Extracted records
------------------------------------------------------------

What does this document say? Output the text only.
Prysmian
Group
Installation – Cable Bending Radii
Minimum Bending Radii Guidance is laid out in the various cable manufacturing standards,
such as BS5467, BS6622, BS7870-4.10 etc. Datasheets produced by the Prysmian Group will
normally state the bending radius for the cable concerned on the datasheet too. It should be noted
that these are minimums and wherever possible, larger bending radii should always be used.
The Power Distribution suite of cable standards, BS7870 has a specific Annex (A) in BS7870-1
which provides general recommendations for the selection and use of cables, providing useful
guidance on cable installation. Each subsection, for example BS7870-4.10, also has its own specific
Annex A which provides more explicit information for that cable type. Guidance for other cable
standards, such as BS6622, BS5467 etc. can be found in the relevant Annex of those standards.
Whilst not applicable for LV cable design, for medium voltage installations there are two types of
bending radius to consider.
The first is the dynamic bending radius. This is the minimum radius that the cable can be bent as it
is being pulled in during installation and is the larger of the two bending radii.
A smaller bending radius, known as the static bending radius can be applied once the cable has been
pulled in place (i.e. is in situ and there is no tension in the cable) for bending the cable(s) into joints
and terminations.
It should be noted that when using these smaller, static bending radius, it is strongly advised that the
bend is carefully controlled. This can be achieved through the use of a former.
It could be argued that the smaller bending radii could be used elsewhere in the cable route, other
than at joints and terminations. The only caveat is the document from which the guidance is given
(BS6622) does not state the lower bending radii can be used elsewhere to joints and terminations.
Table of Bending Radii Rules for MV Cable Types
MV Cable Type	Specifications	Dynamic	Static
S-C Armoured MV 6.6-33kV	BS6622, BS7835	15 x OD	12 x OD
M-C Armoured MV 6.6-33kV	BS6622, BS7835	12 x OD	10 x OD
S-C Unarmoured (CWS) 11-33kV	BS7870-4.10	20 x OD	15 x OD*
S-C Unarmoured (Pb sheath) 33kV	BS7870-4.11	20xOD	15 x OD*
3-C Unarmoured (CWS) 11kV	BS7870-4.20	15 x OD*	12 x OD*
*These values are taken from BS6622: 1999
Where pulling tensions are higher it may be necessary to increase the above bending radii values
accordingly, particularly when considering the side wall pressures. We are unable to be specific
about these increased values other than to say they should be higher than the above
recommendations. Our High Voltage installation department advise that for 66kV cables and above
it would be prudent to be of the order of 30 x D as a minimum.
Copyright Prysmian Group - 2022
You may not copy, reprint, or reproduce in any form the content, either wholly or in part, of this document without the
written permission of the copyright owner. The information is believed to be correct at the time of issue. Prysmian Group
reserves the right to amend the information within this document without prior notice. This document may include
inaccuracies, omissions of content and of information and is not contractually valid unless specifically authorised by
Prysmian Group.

------------------------------------------------------------

WHAT THIS TASK INVOLVES
Go through the material above line by line and copy it exactly.

THE OUTPUT
What does this document say? Output the text only.
Prysmian
Group
Installation – Cable Bending Radii
Minimum Bending Radii Guidance is laid out in the various cable manufacturing standards,
such as BS5467, BS6622, BS7870-4.10 etc. Datasheets produced by the Prysmian Group will
normally state the bending radius for the cable concerned on the datasheet too. It should be noted
that these are minimums and wherever possible, larger bending radii should always be used.
The Power Distribution suite of cable standards, BS7870 has a specific Annex (A) in BS7870-1
which provides general recommendations for the selection and use of cables, providing useful
guidance on cable installation. Each subsection, for example BS7870-4.10, also has its own specific
Annex A which provides more explicit information for that cable type. Guidance for other cable
standards, such as BS6622, BS5467 etc. can be found in the relevant Annex of those standards.
Whilst not applicable for LV cable design, for medium voltage installations there are two types of
bending radius to consider.
The first is the dynamic bending radius. This is the minimum radius that the cable can be bent as it
is being pulled in during installation and is the larger of the two bending radii.
A smaller bending radius, known as the static bending radius can be applied once the cable has been
pulled in place (i.e. is in situ and there is no tension in the cable) for bending the cable(s) into joints
and terminations.
It should be noted that when using these smaller, static bending radius, it is strongly advised that the
bend is carefully controlled. This can be achieved through the use of a former.
It could be argued that the smaller bending radii could be used elsewhere in the cable route, other
than at joints and terminations. The only caveat is the document from which the guidance is given
(BS6622) does not state the lower bending radii can be used elsewhere to joints and terminations.
Table of Bending Radii Rules for MV Cable Types
MV Cable Type	Specifications	Dynamic	Static
S-C Armoured MV 6.6-33kV	BS6622, BS7835	15 x OD	12 x OD
M-C Armoured MV 6.6-33kV	BS6622, BS7835	12 x OD	10 x OD
S-C Unarmoured (CWS) 11-33kV	BS7870-4.10	20 x OD	15 x OD*
S-C Unarmoured (Pb sheath) 33kV	BS7870-4.11	20xOD	15 x OD*
3-C Unarmoured (CWS) 11kV	BS7870-4.20	15 x OD*	12 x OD*
*These values are taken from BS6622: 1999
Where pulling tensions are higher it may be necessary to increase the above bending radii values
accordingly, particularly when considering the side wall pressures. We are unable to be specific
about these increased values other than to say they should be higher than the above
recommendations. Our High Voltage installation department advise that for 66kV cables and above
it would be prudent to be of the order of 30 x D as a minimum.
Copyright Prysmian Group - 2022
You may not copy, reprint, or reproduce in any form the content, either wholly or in part, of this document without the
written permission of the copyright owner. The information is believed to be correct at the time of issue. Prysmian Group
reserves the right to amend the information within this document without prior notice. This document may include
inaccuracies, omissions of content and of information and is not contractually valid unless specifically authorised by
Prysmian Group.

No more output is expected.